YOUR TASK:
Write out the records again, exactly, leaving none out.

INPUT FOR THIS TASK:
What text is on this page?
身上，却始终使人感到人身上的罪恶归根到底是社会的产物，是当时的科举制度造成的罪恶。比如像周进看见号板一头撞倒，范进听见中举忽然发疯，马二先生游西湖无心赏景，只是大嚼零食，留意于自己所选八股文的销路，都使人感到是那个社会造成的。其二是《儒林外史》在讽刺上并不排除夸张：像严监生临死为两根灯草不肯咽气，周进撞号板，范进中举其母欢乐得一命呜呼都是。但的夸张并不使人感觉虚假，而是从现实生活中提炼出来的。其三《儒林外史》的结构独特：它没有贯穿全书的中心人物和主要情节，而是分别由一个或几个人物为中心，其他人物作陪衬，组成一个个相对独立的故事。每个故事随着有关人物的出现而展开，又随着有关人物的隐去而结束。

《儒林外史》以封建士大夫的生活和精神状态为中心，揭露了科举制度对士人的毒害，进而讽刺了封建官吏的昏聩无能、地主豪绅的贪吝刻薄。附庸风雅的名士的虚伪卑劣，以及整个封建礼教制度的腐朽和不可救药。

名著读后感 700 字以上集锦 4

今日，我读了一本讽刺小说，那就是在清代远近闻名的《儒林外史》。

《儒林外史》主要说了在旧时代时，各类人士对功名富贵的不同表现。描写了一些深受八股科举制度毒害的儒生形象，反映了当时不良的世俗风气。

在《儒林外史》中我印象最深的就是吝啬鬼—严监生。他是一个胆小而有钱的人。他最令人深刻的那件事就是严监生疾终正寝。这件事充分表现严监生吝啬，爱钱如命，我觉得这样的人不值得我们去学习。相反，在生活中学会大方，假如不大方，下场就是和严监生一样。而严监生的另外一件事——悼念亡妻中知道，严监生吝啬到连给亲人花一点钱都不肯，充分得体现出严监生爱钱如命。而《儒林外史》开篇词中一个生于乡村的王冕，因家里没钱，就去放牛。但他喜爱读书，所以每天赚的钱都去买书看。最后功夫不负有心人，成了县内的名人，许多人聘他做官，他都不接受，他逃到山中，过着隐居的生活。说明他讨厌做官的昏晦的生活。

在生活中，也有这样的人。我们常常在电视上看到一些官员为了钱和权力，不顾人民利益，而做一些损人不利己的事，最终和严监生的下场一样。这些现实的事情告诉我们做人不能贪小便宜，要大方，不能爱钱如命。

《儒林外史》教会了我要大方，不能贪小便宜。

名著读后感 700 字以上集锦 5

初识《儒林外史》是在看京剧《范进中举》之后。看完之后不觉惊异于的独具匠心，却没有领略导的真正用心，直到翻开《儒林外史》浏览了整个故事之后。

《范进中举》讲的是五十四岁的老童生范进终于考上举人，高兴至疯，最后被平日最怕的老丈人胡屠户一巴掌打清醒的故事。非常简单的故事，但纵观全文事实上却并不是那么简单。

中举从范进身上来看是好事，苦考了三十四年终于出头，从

EXPECTED ANSWER:
What text is on this page?
身上，却始终使人感到人身上的罪恶归根到底是社会的产物，是当时的科举制度造成的罪恶。比如像周进看见号板一头撞倒，范进听见中举忽然发疯，马二先生游西湖无心赏景，只是大嚼零食，留意于自己所选八股文的销路，都使人感到是那个社会造成的。其二是《儒林外史》在讽刺上并不排除夸张：像严监生临死为两根灯草不肯咽气，周进撞号板，范进中举其母欢乐得一命呜呼都是。但的夸张并不使人感觉虚假，而是从现实生活中提炼出来的。其三《儒林外史》的结构独特：它没有贯穿全书的中心人物和主要情节，而是分别由一个或几个人物为中心，其他人物作陪衬，组成一个个相对独立的故事。每个故事随着有关人物的出现而展开，又随着有关人物的隐去而结束。

《儒林外史》以封建士大夫的生活和精神状态为中心，揭露了科举制度对士人的毒害，进而讽刺了封建官吏的昏聩无能、地主豪绅的贪吝刻薄。附庸风雅的名士的虚伪卑劣，以及整个封建礼教制度的腐朽和不可救药。

名著读后感 700 字以上集锦 4

今日，我读了一本讽刺小说，那就是在清代远近闻名的《儒林外史》。

《儒林外史》主要说了在旧时代时，各类人士对功名富贵的不同表现。描写了一些深受八股科举制度毒害的儒生形象，反映了当时不良的世俗风气。

在《儒林外史》中我印象最深的就是吝啬鬼—严监生。他是一个胆小而有钱的人。他最令人深刻的那件事就是严监生疾终正寝。这件事充分表现严监生吝啬，爱钱如命，我觉得这样的人不值得我们去学习。相反，在生活中学会大方，假如不大方，下场就是和严监生一样。而严监生的另外一件事——悼念亡妻中知道，严监生吝啬到连给亲人花一点钱都不肯，充分得体现出严监生爱钱如命。而《儒林外史》开篇词中一个生于乡村的王冕，因家里没钱，就去放牛。但他喜爱读书，所以每天赚的钱都去买书看。最后功夫不负有心人，成了县内的名人，许多人聘他做官，他都不接受，他逃到山中，过着隐居的生活。说明他讨厌做官的昏晦的生活。

在生活中，也有这样的人。我们常常在电视上看到一些官员为了钱和权力，不顾人民利益，而做一些损人不利己的事，最终和严监生的下场一样。这些现实的事情告诉我们做人不能贪小便宜，要大方，不能爱钱如命。

《儒林外史》教会了我要大方，不能贪小便宜。

名著读后感 700 字以上集锦 5

初识《儒林外史》是在看京剧《范进中举》之后。看完之后不觉惊异于的独具匠心，却没有领略导的真正用心，直到翻开《儒林外史》浏览了整个故事之后。

《范进中举》讲的是五十四岁的老童生范进终于考上举人，高兴至疯，最后被平日最怕的老丈人胡屠户一巴掌打清醒的故事。非常简单的故事，但纵观全文事实上却并不是那么简单。

中举从范进身上来看是好事，苦考了三十四年终于出头，从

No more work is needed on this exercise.